# WORK INSTRUCTIONS:
A. In the mailing list reply below about a UTF-8 environment specification, what type should the parameters be for a Windows entry point that transcodes into WTF-8?
B. Extract a passage from the mailing list reply below. Begin at the words "Subject: Re: A" and stop after "Charlie Barto (Charles.Barto_at_[hidden])".

# DOCUMENT PASSAGE:
───

C++ Logo

SG16

Advanced search

Subject: Re: A UTF-8 environment specification; an alternative to assuming UTF-8 based on choice of literal encoding
From: Charlie Barto (Charles.Barto_at_[hidden])
Date: 2021-07-29 21:11:03


> And I'd be careful about standard facilities transporting anything other than UTF=8 in char8_t because that defeats its purpose.

Yeah if we were to provide an entry point for windows that transcoded into WTF-8 the parameters should really be char* or unsigned char*, not char8_t 😃

> WTF-8 offers no benefit whatsoever over the status quo: it's untrusted bags of bytes that the user has to check.

It would offer something on windows (none of the current ways to get narrow strings into your application from our C runtime round trip). Since the current behavior is just implementation defined we could offer that feature just as well on our own, it's a QoI issue. Adding something in the standard would just be so that if someone opts in on windows the same code would work (with no transcoding) on platforms that traffic in narrow (char) byte strings, without any preprocessor work. Right now you need to use wmain/winmain/GetCommandLineW and some preprocessor. Maybe if the QoI issue is corrected everyone on windows can just opt-in and write main() and get things in wtf-8.

───

# MATERIAL PROVIDED:

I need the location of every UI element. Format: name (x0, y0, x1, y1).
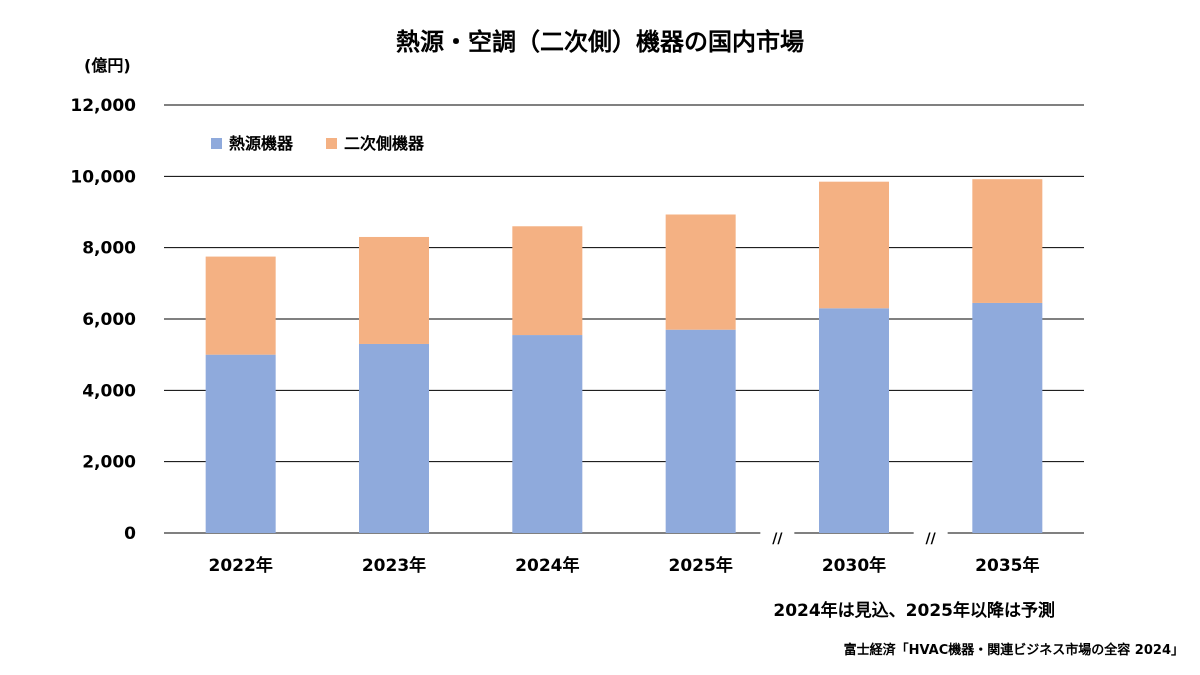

───

# RESULTS IN ORDER:
A. They should be char* or unsigned char*, not char8_t.

B.
Subject: Re: A UTF-8 environment specification; an alternative to assuming UTF-8 based on choice of literal encoding
From: Charlie Barto (Charles.Barto_at_[hidden])